--- What the exercise asks ---
Among the entries below, find how many lines carry the word "bagian" and state only that figure.

--- Recorded data ---
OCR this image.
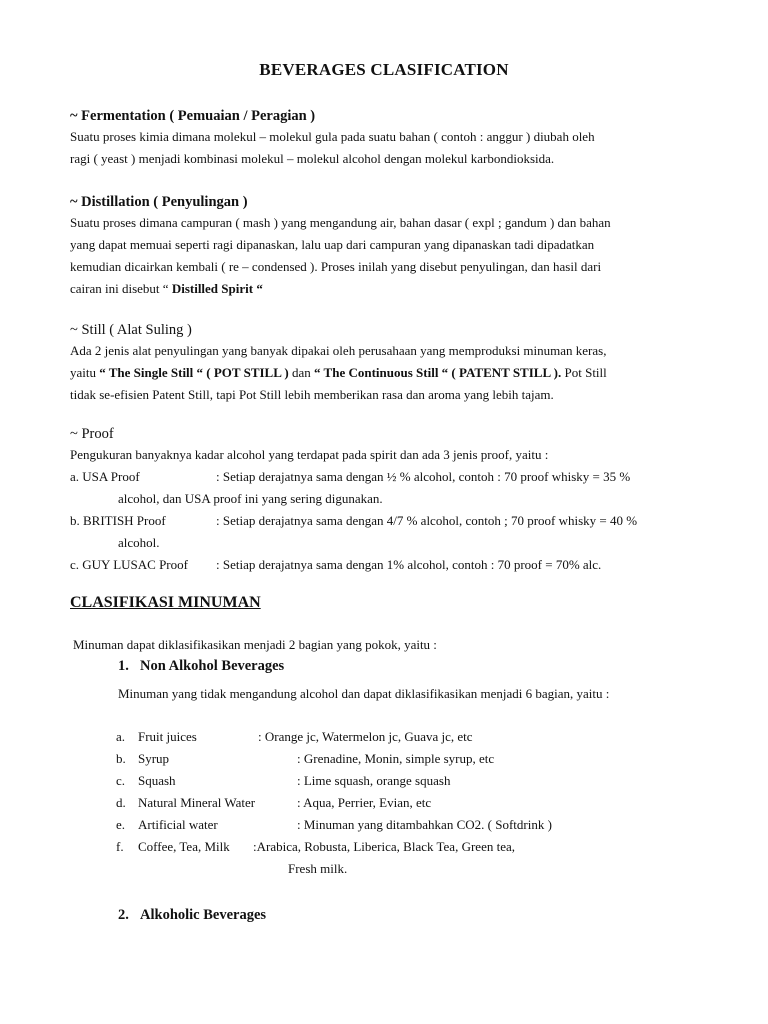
BEVERAGES CLASIFICATION
~ Fermentation ( Pemuaian / Peragian )
Suatu proses kimia dimana molekul – molekul gula pada suatu bahan ( contoh : anggur ) diubah oleh
ragi ( yeast ) menjadi kombinasi molekul – molekul alcohol dengan molekul karbondioksida.
~ Distillation ( Penyulingan )
Suatu proses dimana campuran ( mash ) yang mengandung air, bahan dasar ( expl ; gandum ) dan bahan
yang dapat memuai seperti ragi dipanaskan, lalu uap dari campuran yang dipanaskan tadi dipadatkan
kemudian dicairkan kembali ( re – condensed ). Proses inilah yang disebut penyulingan, dan hasil dari
cairan ini disebut “ Distilled Spirit “
~ Still ( Alat Suling )
Ada 2 jenis alat penyulingan yang banyak dipakai oleh perusahaan yang memproduksi minuman keras,
yaitu “ The Single Still “ ( POT STILL ) dan “ The Continuous Still “ ( PATENT STILL ). Pot Still
tidak se-efisien Patent Still, tapi Pot Still lebih memberikan rasa dan aroma yang lebih tajam.
~ Proof
Pengukuran banyaknya kadar alcohol yang terdapat pada spirit dan ada 3 jenis proof, yaitu :
a. USA Proof	: Setiap derajatnya sama dengan ½ % alcohol, contoh : 70 proof whisky = 35 %
alcohol, dan USA proof ini yang sering digunakan.
b. BRITISH Proof	: Setiap derajatnya sama dengan 4/7 % alcohol, contoh ; 70 proof whisky = 40 %
alcohol.
c. GUY LUSAC Proof : Setiap derajatnya sama dengan 1% alcohol, contoh : 70 proof = 70% alc.
CLASIFIKASI MINUMAN
Minuman dapat diklasifikasikan menjadi 2 bagian yang pokok, yaitu :
1. Non Alkohol Beverages
Minuman yang tidak mengandung alcohol dan dapat diklasifikasikan menjadi 6 bagian, yaitu :
a. Fruit juices	: Orange jc, Watermelon jc, Guava jc, etc
b. Syrup	: Grenadine, Monin, simple syrup, etc
c. Squash	: Lime squash, orange squash
d. Natural Mineral Water	: Aqua, Perrier, Evian, etc
e. Artificial water	: Minuman yang ditambahkan CO2. ( Softdrink )
f. Coffee, Tea, Milk :Arabica, Robusta, Liberica, Black Tea, Green tea,
Fresh milk.
2. Alkoholic Beverages
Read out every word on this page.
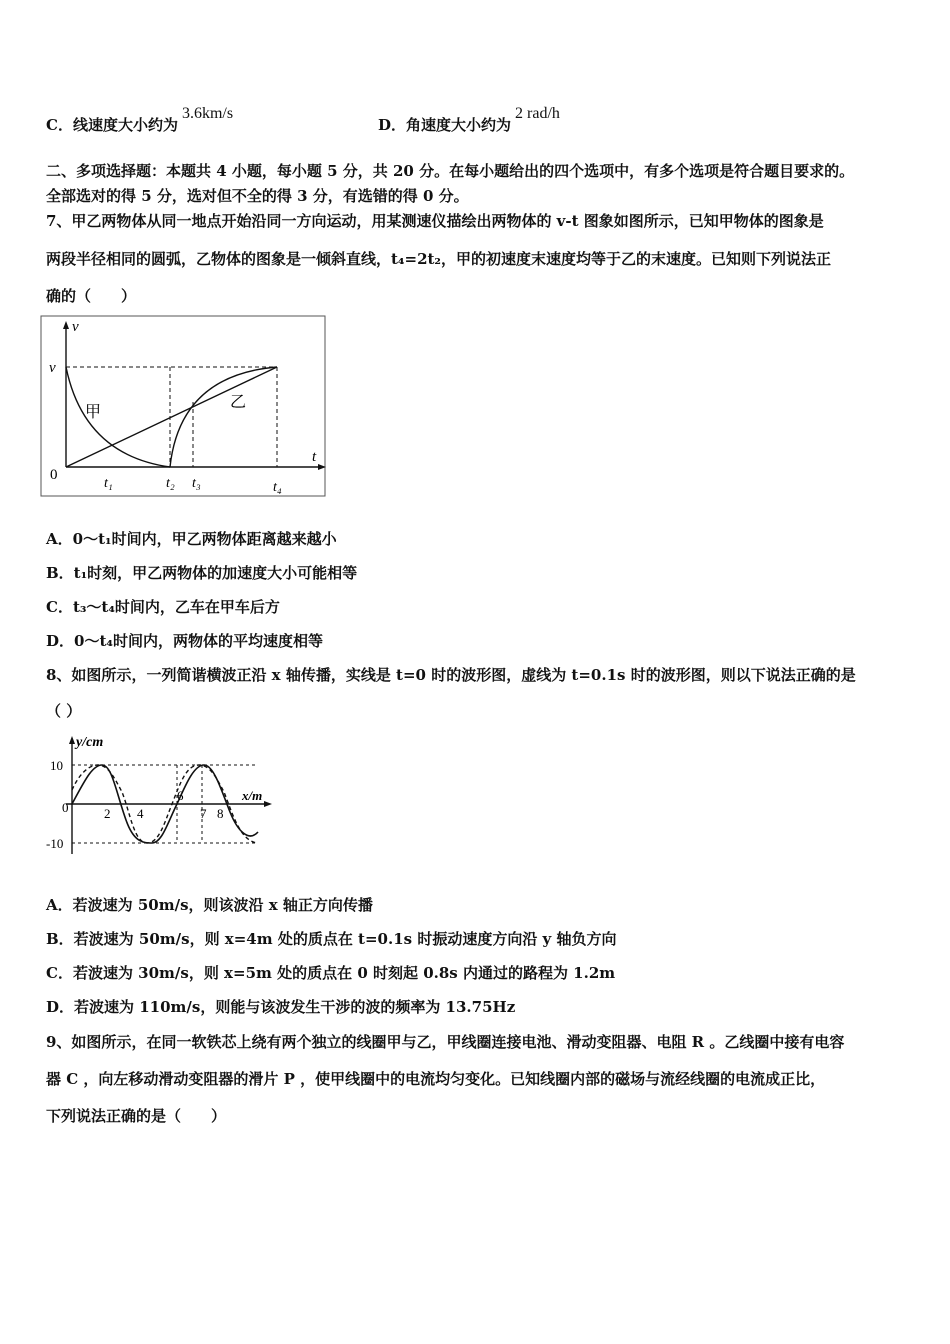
C．线速度大小约为3.6km/s
D．角速度大小约为2 rad/h
二、多项选择题：本题共 4 小题，每小题 5 分，共 20 分。在每小题给出的四个选项中，有多个选项是符合题目要求的。
全部选对的得 5 分，选对但不全的得 3 分，有选错的得 0 分。
7、甲乙两物体从同一地点开始沿同一方向运动，用某测速仪描绘出两物体的 v-t 图象如图所示，已知甲物体的图象是
两段半径相同的圆弧，乙物体的图象是一倾斜直线，t₄=2t₂，甲的初速度末速度均等于乙的末速度。已知则下列说法正
确的（　　）
v
v
0
t
甲
乙
t₁	t₂ t₃	t₄
A．0～t₁时间内，甲乙两物体距离越来越小
B．t₁时刻，甲乙两物体的加速度大小可能相等
C．t₃～t₄时间内，乙车在甲车后方
D．0～t₄时间内，两物体的平均速度相等
8、如图所示，一列简谐横波正沿 x 轴传播，实线是 t=0 时的波形图，虚线为 t=0.1s 时的波形图，则以下说法正确的是
（ ）
y/cm
x/m
10
-10
0	2 4
6
7 8
A．若波速为 50m/s，则该波沿 x 轴正方向传播
B．若波速为 50m/s，则 x=4m 处的质点在 t=0.1s 时振动速度方向沿 y 轴负方向
C．若波速为 30m/s，则 x=5m 处的质点在 0 时刻起 0.8s 内通过的路程为 1.2m
D．若波速为 110m/s，则能与该波发生干涉的波的频率为 13.75Hz
9、如图所示，在同一软铁芯上绕有两个独立的线圈甲与乙，甲线圈连接电池、滑动变阻器、电阻 R 。乙线圈中接有电容
器 C ，向左移动滑动变阻器的滑片 P ，使甲线圈中的电流均匀变化。已知线圈内部的磁场与流经线圈的电流成正比，
下列说法正确的是（　　）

--- Complete response ---
2